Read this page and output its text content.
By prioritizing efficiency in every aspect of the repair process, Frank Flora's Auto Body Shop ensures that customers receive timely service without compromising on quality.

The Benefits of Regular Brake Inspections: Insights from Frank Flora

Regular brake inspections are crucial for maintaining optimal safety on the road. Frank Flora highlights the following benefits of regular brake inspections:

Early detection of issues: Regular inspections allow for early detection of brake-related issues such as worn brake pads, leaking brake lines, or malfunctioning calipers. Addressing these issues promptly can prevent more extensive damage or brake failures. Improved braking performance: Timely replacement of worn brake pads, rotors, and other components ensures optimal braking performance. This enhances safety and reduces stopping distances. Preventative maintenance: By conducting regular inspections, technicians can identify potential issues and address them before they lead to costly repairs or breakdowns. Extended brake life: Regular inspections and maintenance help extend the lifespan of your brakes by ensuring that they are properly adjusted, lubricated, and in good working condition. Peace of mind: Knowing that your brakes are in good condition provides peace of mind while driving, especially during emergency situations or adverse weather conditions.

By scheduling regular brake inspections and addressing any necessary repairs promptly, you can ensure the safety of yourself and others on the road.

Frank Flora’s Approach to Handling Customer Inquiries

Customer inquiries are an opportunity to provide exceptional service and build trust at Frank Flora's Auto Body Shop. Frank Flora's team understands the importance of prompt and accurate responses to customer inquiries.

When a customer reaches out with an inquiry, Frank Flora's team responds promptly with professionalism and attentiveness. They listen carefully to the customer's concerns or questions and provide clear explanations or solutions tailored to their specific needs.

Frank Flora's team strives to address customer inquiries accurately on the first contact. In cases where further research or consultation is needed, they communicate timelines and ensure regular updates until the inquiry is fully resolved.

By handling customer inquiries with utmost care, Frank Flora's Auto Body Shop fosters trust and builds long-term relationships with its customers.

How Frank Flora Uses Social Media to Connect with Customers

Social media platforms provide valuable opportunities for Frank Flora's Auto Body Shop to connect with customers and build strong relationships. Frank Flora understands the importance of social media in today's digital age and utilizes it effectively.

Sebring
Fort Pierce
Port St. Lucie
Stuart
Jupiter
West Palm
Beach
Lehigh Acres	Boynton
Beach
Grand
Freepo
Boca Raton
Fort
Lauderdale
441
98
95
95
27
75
◇ ◇ ◇ ◇ ◇ ◇ ◇
Repeat every record exactly as written, please.

#### RESULT FOR THIS TASK:
Read this page and output its text content.
By prioritizing efficiency in every aspect of the repair process, Frank Flora's Auto Body Shop ensures that customers receive timely service without compromising on quality.

The Benefits of Regular Brake Inspections: Insights from Frank Flora

Regular brake inspections are crucial for maintaining optimal safety on the road. Frank Flora highlights the following benefits of regular brake inspections:

Early detection of issues: Regular inspections allow for early detection of brake-related issues such as worn brake pads, leaking brake lines, or malfunctioning calipers. Addressing these issues promptly can prevent more extensive damage or brake failures. Improved braking performance: Timely replacement of worn brake pads, rotors, and other components ensures optimal braking performance. This enhances safety and reduces stopping distances. Preventative maintenance: By conducting regular inspections, technicians can identify potential issues and address them before they lead to costly repairs or breakdowns. Extended brake life: Regular inspections and maintenance help extend the lifespan of your brakes by ensuring that they are properly adjusted, lubricated, and in good working condition. Peace of mind: Knowing that your brakes are in good condition provides peace of mind while driving, especially during emergency situations or adverse weather conditions.

By scheduling regular brake inspections and addressing any necessary repairs promptly, you can ensure the safety of yourself and others on the road.

Frank Flora’s Approach to Handling Customer Inquiries

Customer inquiries are an opportunity to provide exceptional service and build trust at Frank Flora's Auto Body Shop. Frank Flora's team understands the importance of prompt and accurate responses to customer inquiries.

When a customer reaches out with an inquiry, Frank Flora's team responds promptly with professionalism and attentiveness. They listen carefully to the customer's concerns or questions and provide clear explanations or solutions tailored to their specific needs.

Frank Flora's team strives to address customer inquiries accurately on the first contact. In cases where further research or consultation is needed, they communicate timelines and ensure regular updates until the inquiry is fully resolved.

By handling customer inquiries with utmost care, Frank Flora's Auto Body Shop fosters trust and builds long-term relationships with its customers.

How Frank Flora Uses Social Media to Connect with Customers

Social media platforms provide valuable opportunities for Frank Flora's Auto Body Shop to connect with customers and build strong relationships. Frank Flora understands the importance of social media in today's digital age and utilizes it effectively.

Sebring
Fort Pierce
Port St. Lucie
Stuart
Jupiter
West Palm
Beach
Lehigh Acres	Boynton
Beach
Grand
Freepo
Boca Raton
Fort
Lauderdale
441
98
95
95
27
75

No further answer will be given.